◆ Quellenauszug
Stadt und Globus. Die Eroberung der Ewigkeit

(Essay)

 

- I -

 

Die Kugelgestalt der Erde macht ihre urbane Umfassung global. Auf die Urbanisierung der Erde folgt die Eroberung des planetarischen Raumes. Bald gibt es touristische Weltraumflüge. Die Besiedlung von Mond und Mars in den ersten Jahrzehnten des einundzwanzigsten Jahrhunderts sind Etappen für den Vorstoß in den galaktischen Raum. Utopische Pläne, und doch nur die Konsequenz aus dem vor zehntausend Jahren beschritten Weg, als die Menschen anfingen, Städte zu gründen und sich von der äußeren Natur und der Natur in sich zu distanzieren.

 

Natur und Stadt

Erst lebt der Mensch in der Natur. Eingebunden in die Natur, seine materielle Umgebung, und den Kosmos, seinen geistigen Horizont, bewegt er sich in einer Welt, die ohne sein Zutun vorhanden ist und ihm gibt, was er zum Leben braucht. Sein ideeller Antrieb ist das Streben zum Horizont, sein materielles Ziel das Beschaffen von Nahrung. Entweder befindet sie sich in der Ferne, weshalb er sich an der Jahreszeit orientiert, um Früchte zu ernten, oder sie ist beweglich, weshalb er ihr, den Tieren, nachfolgt. Kultur und Kultiviertheit trägt der Mensch mit sich und seine Existenz fällt zusammen mit dem, was er innerhalb der eigenen Haut ist.

◆ Ihre Aufgabe
Führen Sie den Essay über Stadt und Natur im Anschluss an seinen letzten Satz fort.

◆ Vorliegende Datensätze
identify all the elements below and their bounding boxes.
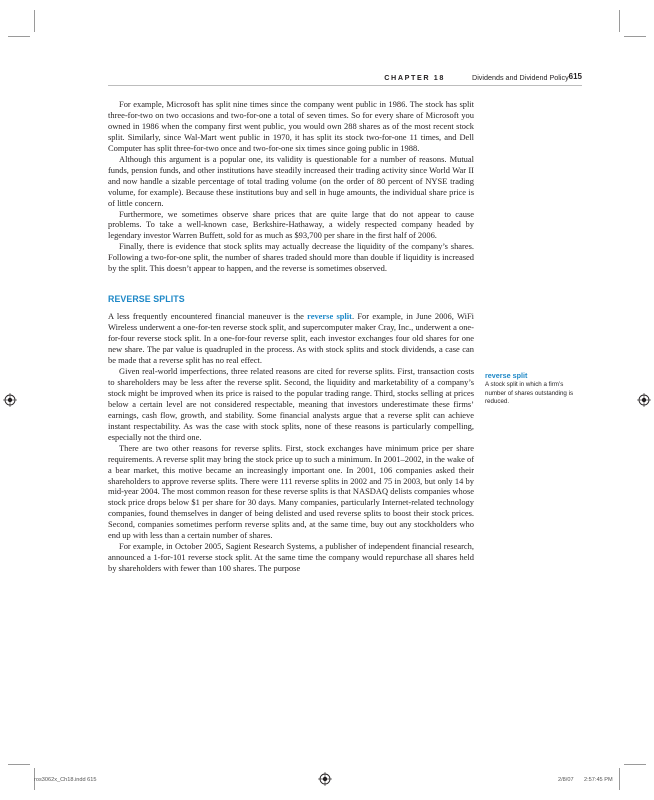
margin-note-term: reverse split xyxy=(485,371,528,380)
crop-mark-bottom-right-horizontal xyxy=(624,764,646,765)
paragraph: Finally, there is evidence that stock splits may actually decrease the liquidity of the company’s shares. Following a two-for-one split, the number of shares traded should more than double if liquidity is increased by the split. This doesn’t appear to happen, and the reverse is sometimes observed. xyxy=(108,241,474,274)
paragraph: For example, in October 2005, Sagient Research Systems, a publisher of independent financial research, announced a 1-for-101 reverse stock split. At the same time the company would repurchase all shares held by shareholders with fewer than 100 shares. The purpose xyxy=(108,541,474,574)
crop-mark-top-right-horizontal xyxy=(624,36,646,37)
registration-mark-icon xyxy=(318,772,332,786)
key-term: reverse split xyxy=(307,311,352,322)
margin-note-definition: A stock split in which a firm’s number of shares outstanding is reduced. xyxy=(485,381,574,406)
slug-time: 2:57:45 PM xyxy=(584,777,613,783)
paragraph-text: A less frequently encountered financial maneuver is the xyxy=(108,311,308,322)
chapter-label: CHAPTER 18 xyxy=(384,73,445,82)
crop-mark-bottom-left-horizontal xyxy=(8,764,30,765)
registration-mark-icon xyxy=(637,393,651,407)
chapter-title: Dividends and Dividend Policy xyxy=(472,73,569,82)
margin-note xyxy=(485,371,575,407)
section-heading: REVERSE SPLITS xyxy=(108,294,185,305)
slug-date: 2/8/07 xyxy=(558,777,574,783)
body-text xyxy=(108,99,474,574)
page-number: 615 xyxy=(568,72,582,81)
running-head-rule xyxy=(108,85,582,86)
running-head xyxy=(108,72,582,84)
paragraph: Although this argument is a popular one, its validity is questionable for a number of reasons. Mutual funds, pension funds, and other institutions have steadily increased their trading activity since World War II and now handle a sizable percentage of total trading volume (on the order of 80 percent of NYSE trading volume, for example). Because these institutions buy and sell in huge amounts, the individual share price is of little concern. xyxy=(108,153,474,208)
slug-file-name: ros3062x_Ch18.indd 615 xyxy=(34,777,97,783)
paragraph-text: . For example, in June 2006, WiFi Wireless underwent a one-for-ten reverse stock split, and supercomputer maker Cray, Inc., underwent a one-for-four reverse stock split. In a one-for-four reverse split, each investor exchanges four old shares for one new share. The par value is quadrupled in the process. As with stock splits and stock dividends, a case can be made that a reverse split has no real effect. xyxy=(108,311,474,366)
paragraph: Furthermore, we sometimes observe share prices that are quite large that do not appear to cause problems. To take a well-known case, Berkshire-Hathaway, a widely respected company headed by legendary investor Warren Buffett, sold for as much as $93,700 per share in the first half of 2006. xyxy=(108,208,474,241)
paragraph: For example, Microsoft has split nine times since the company went public in 1986. The stock has split three-for-two on two occasions and two-for-one a total of seven times. So for every share of Microsoft you owned in 1986 when the company first went public, you would own 288 shares as of the most recent stock split. Similarly, since Wal-Mart went public in 1970, it has split its stock two-for-one 11 times, and Dell Computer has split three-for-two once and two-for-one six times since going public in 1988. xyxy=(108,99,474,153)
paragraph: Given real-world imperfections, three related reasons are cited for reverse splits. First, transaction costs to shareholders may be less after the reverse split. Second, the liquidity and marketability of a company’s stock might be improved when its price is raised to the popular trading range. Third, stocks selling at prices below a certain level are not considered respectable, meaning that investors underestimate these firms’ earnings, cash flow, growth, and stability. Some financial analysts argue that a reverse split can achieve instant respectability. As was the case with stock splits, none of these reasons is particularly compelling, especially not the third one. xyxy=(108,365,474,442)
registration-mark-icon xyxy=(3,393,17,407)
crop-mark-top-left-horizontal xyxy=(8,36,30,37)
crop-mark-bottom-right-vertical xyxy=(619,768,620,790)
crop-mark-top-right-vertical xyxy=(619,10,620,32)
paragraph xyxy=(108,311,474,366)
crop-mark-top-left-vertical xyxy=(34,10,35,32)
paragraph: There are two other reasons for reverse splits. First, stock exchanges have minimum price per share requirements. A reverse split may bring the stock price up to such a minimum. In 2001–2002, in the wake of a bear market, this motive became an increasingly important one. In 2001, 106 companies asked their shareholders to approve reverse splits. There were 111 reverse splits in 2002 and 75 in 2003, but only 14 by mid-year 2004. The most common reason for these reverse splits is that NASDAQ delists companies whose stock price drops below $1 per share for 30 days. Many companies, particularly Internet-related technology companies, found themselves in danger of being delisted and used reverse splits to boost their stock prices. Second, companies sometimes perform reverse splits and, at the same time, buy out any stockholders who end up with less than a certain number of shares. xyxy=(108,442,474,541)
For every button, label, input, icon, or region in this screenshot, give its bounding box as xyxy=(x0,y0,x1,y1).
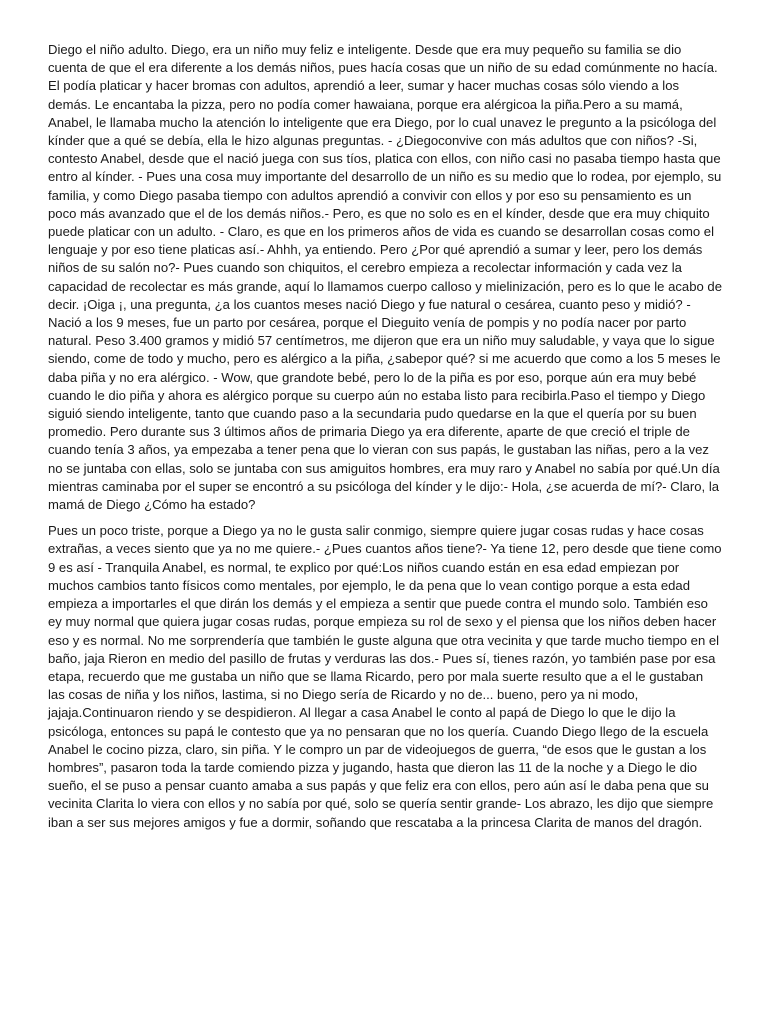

◆ Die Antwort
Wie kommt die Stadt in die Natur? Der Mensch muß das enge Band mit der Natur lösen, in die Geschichte eintreten und sich die Welt aneignen. Er muß auf einem langen Weg praktische und intellektuelle Einsichten gewinnen und die Natur in einen menschlich gestalteten Kosmos umarbeiten. Durch das Verdrängen eines natürlichen Lebensraumes, das Ebnen des Bodens, das Errichten einer geschlossenen Stadtmauer und die Ausstattung des Zwischenraums mit Häusern, Straßen und Plätzen gelangt die Stadt in die Natur.

Die Stadt ist die kulturelle Basis, von der aus der Mensch die Vorstellung von der Kugelgestalt der Erde gewinnt. Ein gewaltiger intellektueller Akt, von der Ebene aus, auf der er lebt, auf die Kugelgestalt der Erde zu schließen. Er macht die Erde zum Element der stellaren Ordnung und strebt danach, sie aus großer Distanz tatsächlich als Kugel zu sehen.

 

Kultur und Stadt

Die Stadt ist ein Konzept gegen das Dasein des Menschen in der Natur. Ein Ort, an dem er Identität und Auskommen zu finden glaubt. Die Attraktion der Stadt liegt in der Künstlichkeit, in der Unterwerfung des Gegebenen unter die Vorstellungen des Menschen. Städte und ihre Mauern fungieren als seine erweiterte Haut. Das Sein des Stadtbewohners fällt zusammen mit dem, was er innerhalb dieser Haut ist.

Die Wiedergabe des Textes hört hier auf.